# Given exercise:
Each entry below is to be duplicated verbatim.
begin Source records
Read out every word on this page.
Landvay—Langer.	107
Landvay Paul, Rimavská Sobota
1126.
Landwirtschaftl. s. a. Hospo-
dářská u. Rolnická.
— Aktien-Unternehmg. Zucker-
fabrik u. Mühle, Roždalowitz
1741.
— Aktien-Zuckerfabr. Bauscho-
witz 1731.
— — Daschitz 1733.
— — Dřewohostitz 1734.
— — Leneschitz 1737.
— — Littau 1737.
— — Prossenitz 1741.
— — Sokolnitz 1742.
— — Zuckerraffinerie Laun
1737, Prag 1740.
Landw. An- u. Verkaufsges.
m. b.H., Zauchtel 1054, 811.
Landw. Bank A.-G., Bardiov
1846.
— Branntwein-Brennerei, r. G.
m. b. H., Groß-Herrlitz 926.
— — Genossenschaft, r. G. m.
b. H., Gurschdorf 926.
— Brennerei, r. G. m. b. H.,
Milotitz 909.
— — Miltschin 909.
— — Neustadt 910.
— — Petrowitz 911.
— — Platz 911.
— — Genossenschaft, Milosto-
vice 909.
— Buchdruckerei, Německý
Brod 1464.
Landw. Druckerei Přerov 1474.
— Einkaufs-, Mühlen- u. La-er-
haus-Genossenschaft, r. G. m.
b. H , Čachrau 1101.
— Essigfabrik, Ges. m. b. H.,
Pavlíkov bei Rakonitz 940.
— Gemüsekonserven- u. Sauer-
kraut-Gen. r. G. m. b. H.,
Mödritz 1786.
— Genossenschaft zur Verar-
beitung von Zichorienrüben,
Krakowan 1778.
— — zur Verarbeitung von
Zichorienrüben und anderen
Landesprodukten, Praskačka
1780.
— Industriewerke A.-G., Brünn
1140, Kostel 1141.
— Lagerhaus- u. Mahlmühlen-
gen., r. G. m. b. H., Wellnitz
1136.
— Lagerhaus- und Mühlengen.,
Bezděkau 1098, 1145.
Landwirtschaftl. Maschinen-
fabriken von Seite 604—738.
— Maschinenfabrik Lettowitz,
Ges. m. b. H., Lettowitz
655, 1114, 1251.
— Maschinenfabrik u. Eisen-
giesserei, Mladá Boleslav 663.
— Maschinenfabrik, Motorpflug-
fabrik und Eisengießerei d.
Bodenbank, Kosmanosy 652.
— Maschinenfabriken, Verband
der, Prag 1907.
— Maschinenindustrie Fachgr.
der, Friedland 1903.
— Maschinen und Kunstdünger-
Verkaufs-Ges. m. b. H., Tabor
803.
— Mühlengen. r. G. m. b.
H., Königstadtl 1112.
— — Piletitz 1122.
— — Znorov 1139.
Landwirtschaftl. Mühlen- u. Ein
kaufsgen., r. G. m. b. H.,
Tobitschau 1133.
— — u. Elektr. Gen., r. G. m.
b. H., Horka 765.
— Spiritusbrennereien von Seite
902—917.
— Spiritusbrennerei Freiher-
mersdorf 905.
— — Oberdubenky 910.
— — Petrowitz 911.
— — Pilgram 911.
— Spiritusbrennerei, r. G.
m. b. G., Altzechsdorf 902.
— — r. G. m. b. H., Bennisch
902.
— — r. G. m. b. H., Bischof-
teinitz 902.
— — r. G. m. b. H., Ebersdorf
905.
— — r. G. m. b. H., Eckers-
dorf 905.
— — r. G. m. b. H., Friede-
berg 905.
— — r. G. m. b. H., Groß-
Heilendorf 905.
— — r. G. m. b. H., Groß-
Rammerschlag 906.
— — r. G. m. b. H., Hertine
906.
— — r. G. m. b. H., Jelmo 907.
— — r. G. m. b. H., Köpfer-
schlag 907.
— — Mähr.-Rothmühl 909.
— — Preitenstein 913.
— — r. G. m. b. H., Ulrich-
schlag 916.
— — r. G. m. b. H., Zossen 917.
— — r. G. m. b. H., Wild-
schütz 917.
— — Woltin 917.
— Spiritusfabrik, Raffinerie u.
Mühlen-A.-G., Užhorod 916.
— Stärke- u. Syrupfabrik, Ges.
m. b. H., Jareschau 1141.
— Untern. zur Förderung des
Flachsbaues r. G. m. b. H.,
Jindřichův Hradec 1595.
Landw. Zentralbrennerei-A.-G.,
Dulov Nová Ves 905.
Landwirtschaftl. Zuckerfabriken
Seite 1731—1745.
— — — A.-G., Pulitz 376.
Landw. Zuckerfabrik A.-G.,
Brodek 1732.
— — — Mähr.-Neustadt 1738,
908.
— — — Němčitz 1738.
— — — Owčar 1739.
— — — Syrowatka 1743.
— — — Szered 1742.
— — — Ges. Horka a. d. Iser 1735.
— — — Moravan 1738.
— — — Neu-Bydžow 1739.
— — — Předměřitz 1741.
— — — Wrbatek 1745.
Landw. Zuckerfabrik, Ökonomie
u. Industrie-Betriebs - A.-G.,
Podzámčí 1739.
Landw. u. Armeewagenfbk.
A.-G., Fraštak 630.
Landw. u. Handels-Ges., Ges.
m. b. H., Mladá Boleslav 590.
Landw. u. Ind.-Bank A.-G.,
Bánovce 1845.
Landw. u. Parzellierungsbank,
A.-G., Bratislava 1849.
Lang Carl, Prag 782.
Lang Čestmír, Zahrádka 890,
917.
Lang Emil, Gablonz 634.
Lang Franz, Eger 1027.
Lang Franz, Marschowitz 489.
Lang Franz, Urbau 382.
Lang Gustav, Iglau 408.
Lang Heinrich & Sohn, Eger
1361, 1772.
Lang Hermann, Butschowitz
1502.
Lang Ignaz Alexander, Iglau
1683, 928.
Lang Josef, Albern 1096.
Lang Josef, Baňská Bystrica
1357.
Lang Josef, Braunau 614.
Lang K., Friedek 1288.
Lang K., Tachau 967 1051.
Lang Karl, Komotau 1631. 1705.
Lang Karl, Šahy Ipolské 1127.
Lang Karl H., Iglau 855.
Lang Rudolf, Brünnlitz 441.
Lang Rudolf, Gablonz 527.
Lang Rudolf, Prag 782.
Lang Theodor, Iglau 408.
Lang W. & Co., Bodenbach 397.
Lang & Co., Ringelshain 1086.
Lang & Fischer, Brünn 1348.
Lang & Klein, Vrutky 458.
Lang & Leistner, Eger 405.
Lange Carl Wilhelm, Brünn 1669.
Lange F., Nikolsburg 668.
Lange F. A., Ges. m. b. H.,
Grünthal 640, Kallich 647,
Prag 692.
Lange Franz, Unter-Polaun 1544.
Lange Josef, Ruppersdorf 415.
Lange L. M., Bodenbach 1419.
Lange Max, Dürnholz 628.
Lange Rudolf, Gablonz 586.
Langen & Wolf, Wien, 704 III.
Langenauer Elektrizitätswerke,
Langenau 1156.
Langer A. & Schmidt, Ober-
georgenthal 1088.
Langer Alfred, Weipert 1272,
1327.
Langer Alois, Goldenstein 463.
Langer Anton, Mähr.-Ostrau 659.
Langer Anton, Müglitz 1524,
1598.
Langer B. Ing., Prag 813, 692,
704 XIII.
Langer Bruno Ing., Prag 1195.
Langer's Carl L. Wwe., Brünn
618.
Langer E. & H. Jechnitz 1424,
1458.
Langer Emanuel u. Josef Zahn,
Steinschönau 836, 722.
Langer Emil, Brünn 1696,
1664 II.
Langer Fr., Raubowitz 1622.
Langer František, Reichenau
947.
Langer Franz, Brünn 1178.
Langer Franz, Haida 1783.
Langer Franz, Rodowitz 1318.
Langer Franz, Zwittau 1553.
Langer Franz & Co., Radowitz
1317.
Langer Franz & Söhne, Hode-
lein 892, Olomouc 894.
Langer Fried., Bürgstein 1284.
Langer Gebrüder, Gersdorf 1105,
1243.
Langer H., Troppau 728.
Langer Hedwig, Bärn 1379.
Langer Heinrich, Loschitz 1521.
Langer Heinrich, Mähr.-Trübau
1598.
end Source records
# Exercise answer:
Read out every word on this page.
Landvay—Langer.	107
Landvay Paul, Rimavská Sobota
1126.
Landwirtschaftl. s. a. Hospo-
dářská u. Rolnická.
— Aktien-Unternehmg. Zucker-
fabrik u. Mühle, Roždalowitz
1741.
— Aktien-Zuckerfabr. Bauscho-
witz 1731.
— — Daschitz 1733.
— — Dřewohostitz 1734.
— — Leneschitz 1737.
— — Littau 1737.
— — Prossenitz 1741.
— — Sokolnitz 1742.
— — Zuckerraffinerie Laun
1737, Prag 1740.
Landw. An- u. Verkaufsges.
m. b.H., Zauchtel 1054, 811.
Landw. Bank A.-G., Bardiov
1846.
— Branntwein-Brennerei, r. G.
m. b. H., Groß-Herrlitz 926.
— — Genossenschaft, r. G. m.
b. H., Gurschdorf 926.
— Brennerei, r. G. m. b. H.,
Milotitz 909.
— — Miltschin 909.
— — Neustadt 910.
— — Petrowitz 911.
— — Platz 911.
— — Genossenschaft, Milosto-
vice 909.
— Buchdruckerei, Německý
Brod 1464.
Landw. Druckerei Přerov 1474.
— Einkaufs-, Mühlen- u. La-er-
haus-Genossenschaft, r. G. m.
b. H , Čachrau 1101.
— Essigfabrik, Ges. m. b. H.,
Pavlíkov bei Rakonitz 940.
— Gemüsekonserven- u. Sauer-
kraut-Gen. r. G. m. b. H.,
Mödritz 1786.
— Genossenschaft zur Verar-
beitung von Zichorienrüben,
Krakowan 1778.
— — zur Verarbeitung von
Zichorienrüben und anderen
Landesprodukten, Praskačka
1780.
— Industriewerke A.-G., Brünn
1140, Kostel 1141.
— Lagerhaus- u. Mahlmühlen-
gen., r. G. m. b. H., Wellnitz
1136.
— Lagerhaus- und Mühlengen.,
Bezděkau 1098, 1145.
Landwirtschaftl. Maschinen-
fabriken von Seite 604—738.
— Maschinenfabrik Lettowitz,
Ges. m. b. H., Lettowitz
655, 1114, 1251.
— Maschinenfabrik u. Eisen-
giesserei, Mladá Boleslav 663.
— Maschinenfabrik, Motorpflug-
fabrik und Eisengießerei d.
Bodenbank, Kosmanosy 652.
— Maschinenfabriken, Verband
der, Prag 1907.
— Maschinenindustrie Fachgr.
der, Friedland 1903.
— Maschinen und Kunstdünger-
Verkaufs-Ges. m. b. H., Tabor
803.
— Mühlengen. r. G. m. b.
H., Königstadtl 1112.
— — Piletitz 1122.
— — Znorov 1139.
Landwirtschaftl. Mühlen- u. Ein
kaufsgen., r. G. m. b. H.,
Tobitschau 1133.
— — u. Elektr. Gen., r. G. m.
b. H., Horka 765.
— Spiritusbrennereien von Seite
902—917.
— Spiritusbrennerei Freiher-
mersdorf 905.
— — Oberdubenky 910.
— — Petrowitz 911.
— — Pilgram 911.
— Spiritusbrennerei, r. G.
m. b. G., Altzechsdorf 902.
— — r. G. m. b. H., Bennisch
902.
— — r. G. m. b. H., Bischof-
teinitz 902.
— — r. G. m. b. H., Ebersdorf
905.
— — r. G. m. b. H., Eckers-
dorf 905.
— — r. G. m. b. H., Friede-
berg 905.
— — r. G. m. b. H., Groß-
Heilendorf 905.
— — r. G. m. b. H., Groß-
Rammerschlag 906.
— — r. G. m. b. H., Hertine
906.
— — r. G. m. b. H., Jelmo 907.
— — r. G. m. b. H., Köpfer-
schlag 907.
— — Mähr.-Rothmühl 909.
— — Preitenstein 913.
— — r. G. m. b. H., Ulrich-
schlag 916.
— — r. G. m. b. H., Zossen 917.
— — r. G. m. b. H., Wild-
schütz 917.
— — Woltin 917.
— Spiritusfabrik, Raffinerie u.
Mühlen-A.-G., Užhorod 916.
— Stärke- u. Syrupfabrik, Ges.
m. b. H., Jareschau 1141.
— Untern. zur Förderung des
Flachsbaues r. G. m. b. H.,
Jindřichův Hradec 1595.
Landw. Zentralbrennerei-A.-G.,
Dulov Nová Ves 905.
Landwirtschaftl. Zuckerfabriken
Seite 1731—1745.
— — — A.-G., Pulitz 376.
Landw. Zuckerfabrik A.-G.,
Brodek 1732.
— — — Mähr.-Neustadt 1738,
908.
— — — Němčitz 1738.
— — — Owčar 1739.
— — — Syrowatka 1743.
— — — Szered 1742.
— — — Ges. Horka a. d. Iser 1735.
— — — Moravan 1738.
— — — Neu-Bydžow 1739.
— — — Předměřitz 1741.
— — — Wrbatek 1745.
Landw. Zuckerfabrik, Ökonomie
u. Industrie-Betriebs - A.-G.,
Podzámčí 1739.
Landw. u. Armeewagenfbk.
A.-G., Fraštak 630.
Landw. u. Handels-Ges., Ges.
m. b. H., Mladá Boleslav 590.
Landw. u. Ind.-Bank A.-G.,
Bánovce 1845.
Landw. u. Parzellierungsbank,
A.-G., Bratislava 1849.
Lang Carl, Prag 782.
Lang Čestmír, Zahrádka 890,
917.
Lang Emil, Gablonz 634.
Lang Franz, Eger 1027.
Lang Franz, Marschowitz 489.
Lang Franz, Urbau 382.
Lang Gustav, Iglau 408.
Lang Heinrich & Sohn, Eger
1361, 1772.
Lang Hermann, Butschowitz
1502.
Lang Ignaz Alexander, Iglau
1683, 928.
Lang Josef, Albern 1096.
Lang Josef, Baňská Bystrica
1357.
Lang Josef, Braunau 614.
Lang K., Friedek 1288.
Lang K., Tachau 967 1051.
Lang Karl, Komotau 1631. 1705.
Lang Karl, Šahy Ipolské 1127.
Lang Karl H., Iglau 855.
Lang Rudolf, Brünnlitz 441.
Lang Rudolf, Gablonz 527.
Lang Rudolf, Prag 782.
Lang Theodor, Iglau 408.
Lang W. & Co., Bodenbach 397.
Lang & Co., Ringelshain 1086.
Lang & Fischer, Brünn 1348.
Lang & Klein, Vrutky 458.
Lang & Leistner, Eger 405.
Lange Carl Wilhelm, Brünn 1669.
Lange F., Nikolsburg 668.
Lange F. A., Ges. m. b. H.,
Grünthal 640, Kallich 647,
Prag 692.
Lange Franz, Unter-Polaun 1544.
Lange Josef, Ruppersdorf 415.
Lange L. M., Bodenbach 1419.
Lange Max, Dürnholz 628.
Lange Rudolf, Gablonz 586.
Langen & Wolf, Wien, 704 III.
Langenauer Elektrizitätswerke,
Langenau 1156.
Langer A. & Schmidt, Ober-
georgenthal 1088.
Langer Alfred, Weipert 1272,
1327.
Langer Alois, Goldenstein 463.
Langer Anton, Mähr.-Ostrau 659.
Langer Anton, Müglitz 1524,
1598.
Langer B. Ing., Prag 813, 692,
704 XIII.
Langer Bruno Ing., Prag 1195.
Langer's Carl L. Wwe., Brünn
618.
Langer E. & H. Jechnitz 1424,
1458.
Langer Emanuel u. Josef Zahn,
Steinschönau 836, 722.
Langer Emil, Brünn 1696,
1664 II.
Langer Fr., Raubowitz 1622.
Langer František, Reichenau
947.
Langer Franz, Brünn 1178.
Langer Franz, Haida 1783.
Langer Franz, Rodowitz 1318.
Langer Franz, Zwittau 1553.
Langer Franz & Co., Radowitz
1317.
Langer Franz & Söhne, Hode-
lein 892, Olomouc 894.
Langer Fried., Bürgstein 1284.
Langer Gebrüder, Gersdorf 1105,
1243.
Langer H., Troppau 728.
Langer Hedwig, Bärn 1379.
Langer Heinrich, Loschitz 1521.
Langer Heinrich, Mähr.-Trübau
1598.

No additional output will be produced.